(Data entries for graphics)
———
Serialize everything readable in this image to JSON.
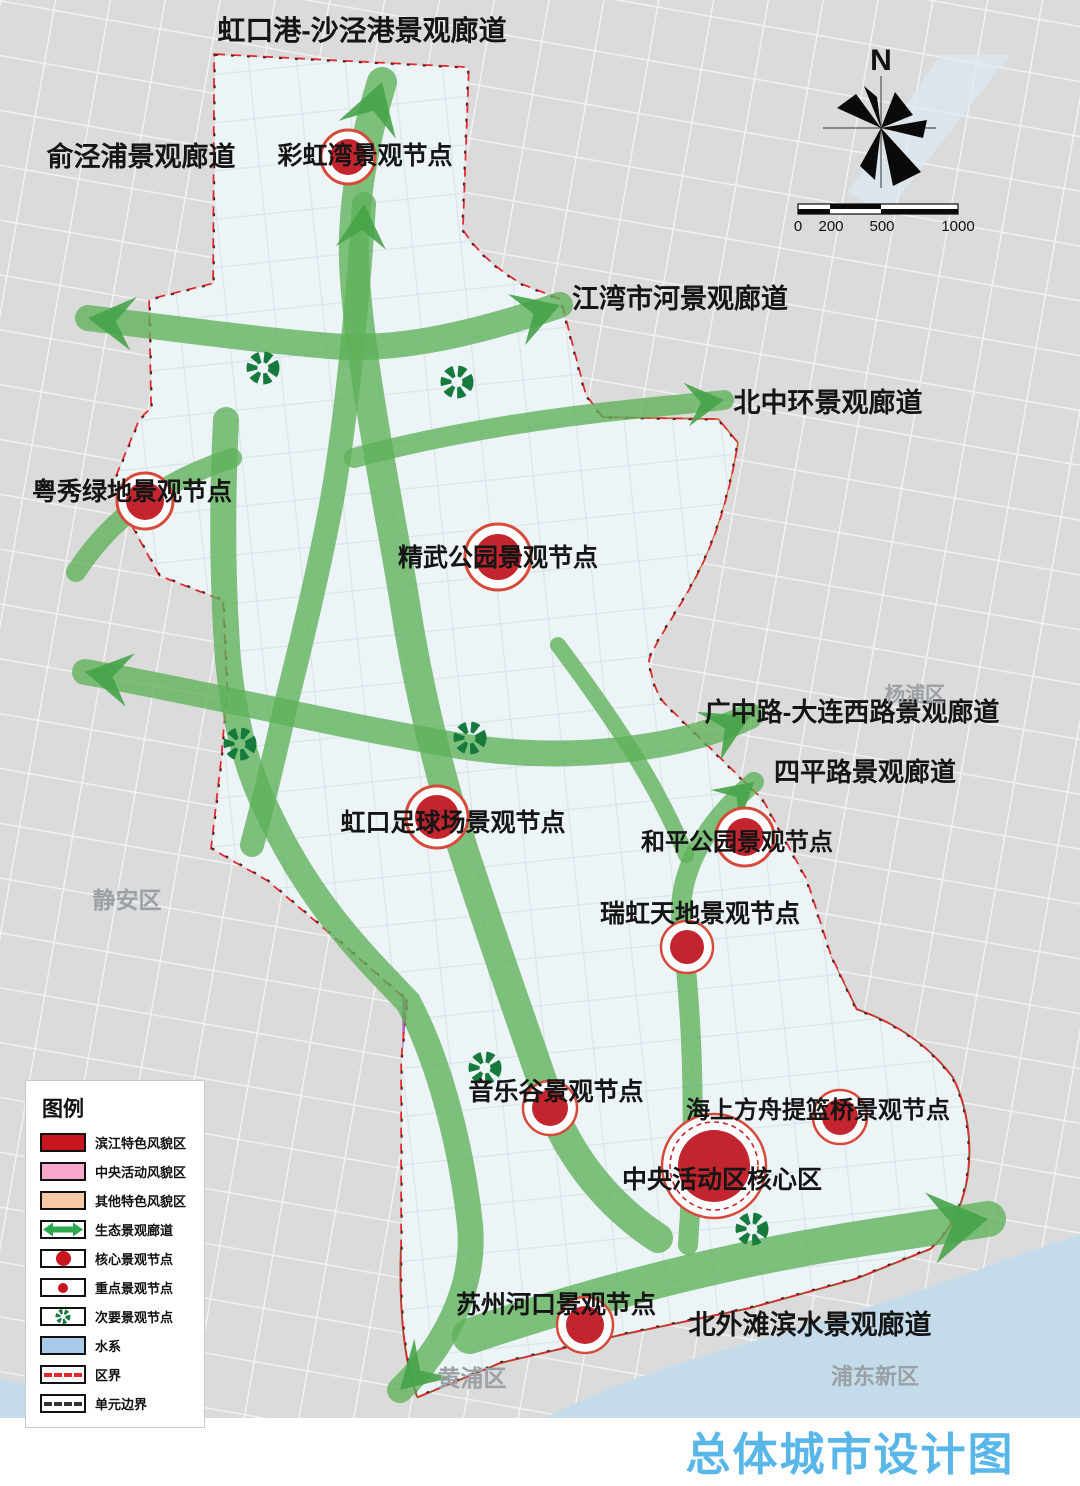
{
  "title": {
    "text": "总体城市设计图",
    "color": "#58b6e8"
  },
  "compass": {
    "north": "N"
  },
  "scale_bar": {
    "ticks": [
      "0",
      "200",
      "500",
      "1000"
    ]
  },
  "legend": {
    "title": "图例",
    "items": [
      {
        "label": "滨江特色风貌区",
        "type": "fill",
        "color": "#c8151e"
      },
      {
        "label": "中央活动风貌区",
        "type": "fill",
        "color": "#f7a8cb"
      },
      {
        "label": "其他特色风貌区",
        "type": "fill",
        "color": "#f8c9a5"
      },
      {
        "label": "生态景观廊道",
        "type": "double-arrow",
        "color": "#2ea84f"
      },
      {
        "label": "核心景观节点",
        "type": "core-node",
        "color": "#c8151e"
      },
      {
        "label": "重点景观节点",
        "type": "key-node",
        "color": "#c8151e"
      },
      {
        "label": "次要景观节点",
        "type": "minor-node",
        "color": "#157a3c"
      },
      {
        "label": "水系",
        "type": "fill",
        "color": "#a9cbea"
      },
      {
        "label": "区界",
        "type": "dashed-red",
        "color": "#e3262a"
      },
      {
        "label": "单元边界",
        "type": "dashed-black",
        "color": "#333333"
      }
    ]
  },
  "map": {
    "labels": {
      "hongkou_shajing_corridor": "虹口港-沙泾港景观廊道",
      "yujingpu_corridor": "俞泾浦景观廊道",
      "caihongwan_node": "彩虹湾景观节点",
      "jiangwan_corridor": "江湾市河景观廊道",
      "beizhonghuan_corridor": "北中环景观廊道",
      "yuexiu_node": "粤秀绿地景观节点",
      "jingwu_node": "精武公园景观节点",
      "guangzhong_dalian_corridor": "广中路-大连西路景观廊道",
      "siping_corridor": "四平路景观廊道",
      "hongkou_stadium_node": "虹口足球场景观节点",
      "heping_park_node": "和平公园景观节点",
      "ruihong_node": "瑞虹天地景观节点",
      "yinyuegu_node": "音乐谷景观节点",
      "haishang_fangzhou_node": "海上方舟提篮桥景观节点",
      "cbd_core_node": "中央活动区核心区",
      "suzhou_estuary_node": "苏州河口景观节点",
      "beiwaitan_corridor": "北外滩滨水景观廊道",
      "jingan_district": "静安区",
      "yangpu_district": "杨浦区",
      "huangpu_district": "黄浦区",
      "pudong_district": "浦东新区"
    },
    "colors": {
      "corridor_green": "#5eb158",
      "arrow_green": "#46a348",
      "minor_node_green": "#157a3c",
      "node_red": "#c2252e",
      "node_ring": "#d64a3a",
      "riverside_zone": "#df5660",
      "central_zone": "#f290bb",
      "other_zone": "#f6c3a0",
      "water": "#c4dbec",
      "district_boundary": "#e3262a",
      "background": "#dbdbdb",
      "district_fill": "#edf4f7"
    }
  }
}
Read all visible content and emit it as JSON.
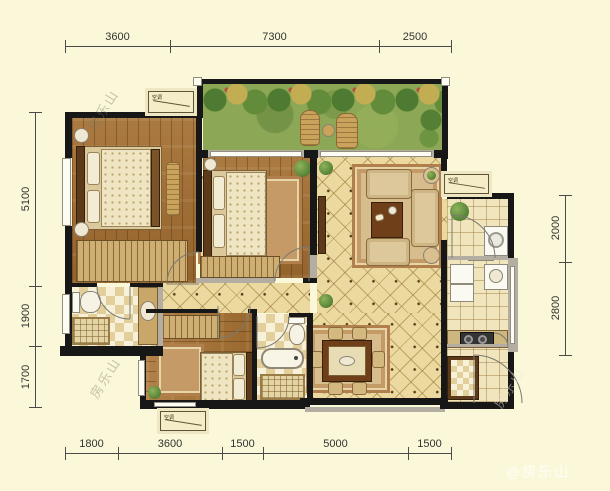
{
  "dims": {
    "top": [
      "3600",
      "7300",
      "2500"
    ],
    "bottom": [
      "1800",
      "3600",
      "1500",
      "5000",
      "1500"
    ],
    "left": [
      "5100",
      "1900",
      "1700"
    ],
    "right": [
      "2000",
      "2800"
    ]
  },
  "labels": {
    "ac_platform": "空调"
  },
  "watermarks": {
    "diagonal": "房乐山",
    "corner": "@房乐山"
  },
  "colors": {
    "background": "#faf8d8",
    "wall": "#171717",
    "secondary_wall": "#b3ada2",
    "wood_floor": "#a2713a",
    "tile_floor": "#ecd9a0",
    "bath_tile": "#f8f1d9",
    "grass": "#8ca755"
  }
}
———
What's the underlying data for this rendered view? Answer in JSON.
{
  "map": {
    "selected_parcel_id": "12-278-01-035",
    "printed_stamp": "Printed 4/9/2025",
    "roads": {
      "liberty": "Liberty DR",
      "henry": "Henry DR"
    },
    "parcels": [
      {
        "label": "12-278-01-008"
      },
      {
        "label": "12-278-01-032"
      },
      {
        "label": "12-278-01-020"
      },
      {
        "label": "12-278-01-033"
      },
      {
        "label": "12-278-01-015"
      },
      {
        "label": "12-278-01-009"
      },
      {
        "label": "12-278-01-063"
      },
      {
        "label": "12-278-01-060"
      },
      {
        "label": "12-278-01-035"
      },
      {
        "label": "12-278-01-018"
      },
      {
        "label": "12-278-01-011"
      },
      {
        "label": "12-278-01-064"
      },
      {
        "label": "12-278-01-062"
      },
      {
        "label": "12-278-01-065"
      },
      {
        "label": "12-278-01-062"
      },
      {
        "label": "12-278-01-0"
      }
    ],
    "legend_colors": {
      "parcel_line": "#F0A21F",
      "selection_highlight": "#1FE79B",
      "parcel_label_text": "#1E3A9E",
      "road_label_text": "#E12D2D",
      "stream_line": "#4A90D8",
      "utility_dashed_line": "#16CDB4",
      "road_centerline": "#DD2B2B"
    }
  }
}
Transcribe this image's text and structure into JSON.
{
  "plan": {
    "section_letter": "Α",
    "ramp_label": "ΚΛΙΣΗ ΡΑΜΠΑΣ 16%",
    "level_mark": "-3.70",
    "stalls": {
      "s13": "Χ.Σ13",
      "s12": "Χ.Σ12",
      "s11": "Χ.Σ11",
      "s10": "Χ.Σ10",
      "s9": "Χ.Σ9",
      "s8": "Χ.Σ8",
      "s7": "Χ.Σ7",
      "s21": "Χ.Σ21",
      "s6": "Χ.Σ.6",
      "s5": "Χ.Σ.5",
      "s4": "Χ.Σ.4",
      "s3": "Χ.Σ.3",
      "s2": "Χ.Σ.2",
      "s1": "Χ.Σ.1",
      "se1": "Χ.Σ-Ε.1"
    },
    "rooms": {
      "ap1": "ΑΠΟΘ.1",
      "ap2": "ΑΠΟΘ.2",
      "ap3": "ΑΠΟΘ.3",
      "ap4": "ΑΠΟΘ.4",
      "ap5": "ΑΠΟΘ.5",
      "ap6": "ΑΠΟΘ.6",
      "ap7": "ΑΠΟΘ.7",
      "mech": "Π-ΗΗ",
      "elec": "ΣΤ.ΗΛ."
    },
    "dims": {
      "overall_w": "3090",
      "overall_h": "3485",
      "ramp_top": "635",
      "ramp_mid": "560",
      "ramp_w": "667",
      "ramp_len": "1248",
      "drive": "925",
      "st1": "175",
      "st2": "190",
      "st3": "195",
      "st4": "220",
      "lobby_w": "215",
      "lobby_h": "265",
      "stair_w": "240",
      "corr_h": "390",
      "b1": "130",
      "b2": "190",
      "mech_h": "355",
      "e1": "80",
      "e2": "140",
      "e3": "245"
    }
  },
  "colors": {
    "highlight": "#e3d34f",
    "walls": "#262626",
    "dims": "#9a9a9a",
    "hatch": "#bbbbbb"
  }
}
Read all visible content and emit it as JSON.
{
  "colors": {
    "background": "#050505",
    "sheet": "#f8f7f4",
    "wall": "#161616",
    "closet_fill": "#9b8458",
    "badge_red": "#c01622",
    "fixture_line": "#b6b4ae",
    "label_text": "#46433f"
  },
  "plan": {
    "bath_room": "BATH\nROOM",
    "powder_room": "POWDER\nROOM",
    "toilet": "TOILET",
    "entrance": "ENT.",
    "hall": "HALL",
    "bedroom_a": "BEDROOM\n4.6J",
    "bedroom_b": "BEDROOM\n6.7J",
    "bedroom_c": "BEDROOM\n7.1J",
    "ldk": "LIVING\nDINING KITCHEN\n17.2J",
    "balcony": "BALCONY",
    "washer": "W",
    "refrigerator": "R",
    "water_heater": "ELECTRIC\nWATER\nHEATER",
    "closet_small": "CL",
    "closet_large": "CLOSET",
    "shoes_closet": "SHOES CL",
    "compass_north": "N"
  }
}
———
→ Aim of the task
Tell how many lines of the records above hold the string "background". Give no other text.

→ Answer to the problem
3